> [What needs to be done]: Reproduce all of the data exactly.

> [Data records]:
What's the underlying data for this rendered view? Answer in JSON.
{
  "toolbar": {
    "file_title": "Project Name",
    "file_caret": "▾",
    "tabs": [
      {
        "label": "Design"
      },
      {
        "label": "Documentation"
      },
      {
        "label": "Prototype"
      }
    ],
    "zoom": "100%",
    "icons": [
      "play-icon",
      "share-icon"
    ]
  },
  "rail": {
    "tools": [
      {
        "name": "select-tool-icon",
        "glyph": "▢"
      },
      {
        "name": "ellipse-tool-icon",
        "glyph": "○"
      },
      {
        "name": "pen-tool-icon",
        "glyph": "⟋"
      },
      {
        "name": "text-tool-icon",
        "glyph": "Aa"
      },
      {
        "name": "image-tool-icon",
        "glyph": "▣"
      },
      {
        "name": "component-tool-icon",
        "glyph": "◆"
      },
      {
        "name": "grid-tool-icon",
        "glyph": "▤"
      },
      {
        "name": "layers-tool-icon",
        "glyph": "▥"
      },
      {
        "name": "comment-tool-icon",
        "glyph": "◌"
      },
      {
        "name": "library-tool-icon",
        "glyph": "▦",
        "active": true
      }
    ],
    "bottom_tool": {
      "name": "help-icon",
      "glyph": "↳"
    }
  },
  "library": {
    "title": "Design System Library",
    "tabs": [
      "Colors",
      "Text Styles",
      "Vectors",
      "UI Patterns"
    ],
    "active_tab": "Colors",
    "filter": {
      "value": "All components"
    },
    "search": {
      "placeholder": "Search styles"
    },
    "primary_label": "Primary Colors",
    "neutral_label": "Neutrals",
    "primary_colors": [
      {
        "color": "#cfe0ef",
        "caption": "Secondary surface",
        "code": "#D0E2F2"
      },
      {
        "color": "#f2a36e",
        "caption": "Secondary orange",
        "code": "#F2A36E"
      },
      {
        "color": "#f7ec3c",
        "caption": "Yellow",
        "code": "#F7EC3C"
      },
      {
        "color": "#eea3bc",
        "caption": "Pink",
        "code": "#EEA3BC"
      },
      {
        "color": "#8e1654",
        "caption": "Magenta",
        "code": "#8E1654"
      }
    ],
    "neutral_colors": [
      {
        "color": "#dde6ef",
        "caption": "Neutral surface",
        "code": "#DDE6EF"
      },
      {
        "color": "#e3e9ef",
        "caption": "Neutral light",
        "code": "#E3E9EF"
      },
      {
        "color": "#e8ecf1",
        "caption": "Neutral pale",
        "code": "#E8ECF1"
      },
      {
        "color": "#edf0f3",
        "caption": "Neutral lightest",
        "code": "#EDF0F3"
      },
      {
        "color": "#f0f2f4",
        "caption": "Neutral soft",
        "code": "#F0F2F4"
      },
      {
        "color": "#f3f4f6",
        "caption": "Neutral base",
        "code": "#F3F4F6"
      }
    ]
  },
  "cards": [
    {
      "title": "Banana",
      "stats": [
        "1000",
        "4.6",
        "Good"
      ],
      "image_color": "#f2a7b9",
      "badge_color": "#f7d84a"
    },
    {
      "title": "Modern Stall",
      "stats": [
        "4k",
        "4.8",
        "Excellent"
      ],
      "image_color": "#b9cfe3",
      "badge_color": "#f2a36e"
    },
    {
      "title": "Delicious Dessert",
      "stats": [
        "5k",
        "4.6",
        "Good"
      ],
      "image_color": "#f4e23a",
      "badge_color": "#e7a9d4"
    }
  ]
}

> [Full solution]:
What's the underlying data for this rendered view? Answer in JSON.
{
  "toolbar": {
    "file_title": "Project Name",
    "file_caret": "▾",
    "tabs": [
      {
        "label": "Design"
      },
      {
        "label": "Documentation"
      },
      {
        "label": "Prototype"
      }
    ],
    "zoom": "100%",
    "icons": [
      "play-icon",
      "share-icon"
    ]
  },
  "rail": {
    "tools": [
      {
        "name": "select-tool-icon",
        "glyph": "▢"
      },
      {
        "name": "ellipse-tool-icon",
        "glyph": "○"
      },
      {
        "name": "pen-tool-icon",
        "glyph": "⟋"
      },
      {
        "name": "text-tool-icon",
        "glyph": "Aa"
      },
      {
        "name": "image-tool-icon",
        "glyph": "▣"
      },
      {
        "name": "component-tool-icon",
        "glyph": "◆"
      },
      {
        "name": "grid-tool-icon",
        "glyph": "▤"
      },
      {
        "name": "layers-tool-icon",
        "glyph": "▥"
      },
      {
        "name": "comment-tool-icon",
        "glyph": "◌"
      },
      {
        "name": "library-tool-icon",
        "glyph": "▦",
        "active": true
      }
    ],
    "bottom_tool": {
      "name": "help-icon",
      "glyph": "↳"
    }
  },
  "library": {
    "title": "Design System Library",
    "tabs": [
      "Colors",
      "Text Styles",
      "Vectors",
      "UI Patterns"
    ],
    "active_tab": "Colors",
    "filter": {
      "value": "All components"
    },
    "search": {
      "placeholder": "Search styles"
    },
    "primary_label": "Primary Colors",
    "neutral_label": "Neutrals",
    "primary_colors": [
      {
        "color": "#cfe0ef",
        "caption": "Secondary surface",
        "code": "#D0E2F2"
      },
      {
        "color": "#f2a36e",
        "caption": "Secondary orange",
        "code": "#F2A36E"
      },
      {
        "color": "#f7ec3c",
        "caption": "Yellow",
        "code": "#F7EC3C"
      },
      {
        "color": "#eea3bc",
        "caption": "Pink",
        "code": "#EEA3BC"
      },
      {
        "color": "#8e1654",
        "caption": "Magenta",
        "code": "#8E1654"
      }
    ],
    "neutral_colors": [
      {
        "color": "#dde6ef",
        "caption": "Neutral surface",
        "code": "#DDE6EF"
      },
      {
        "color": "#e3e9ef",
        "caption": "Neutral light",
        "code": "#E3E9EF"
      },
      {
        "color": "#e8ecf1",
        "caption": "Neutral pale",
        "code": "#E8ECF1"
      },
      {
        "color": "#edf0f3",
        "caption": "Neutral lightest",
        "code": "#EDF0F3"
      },
      {
        "color": "#f0f2f4",
        "caption": "Neutral soft",
        "code": "#F0F2F4"
      },
      {
        "color": "#f3f4f6",
        "caption": "Neutral base",
        "code": "#F3F4F6"
      }
    ]
  },
  "cards": [
    {
      "title": "Banana",
      "stats": [
        "1000",
        "4.6",
        "Good"
      ],
      "image_color": "#f2a7b9",
      "badge_color": "#f7d84a"
    },
    {
      "title": "Modern Stall",
      "stats": [
        "4k",
        "4.8",
        "Excellent"
      ],
      "image_color": "#b9cfe3",
      "badge_color": "#f2a36e"
    },
    {
      "title": "Delicious Dessert",
      "stats": [
        "5k",
        "4.6",
        "Good"
      ],
      "image_color": "#f4e23a",
      "badge_color": "#e7a9d4"
    }
  ]
}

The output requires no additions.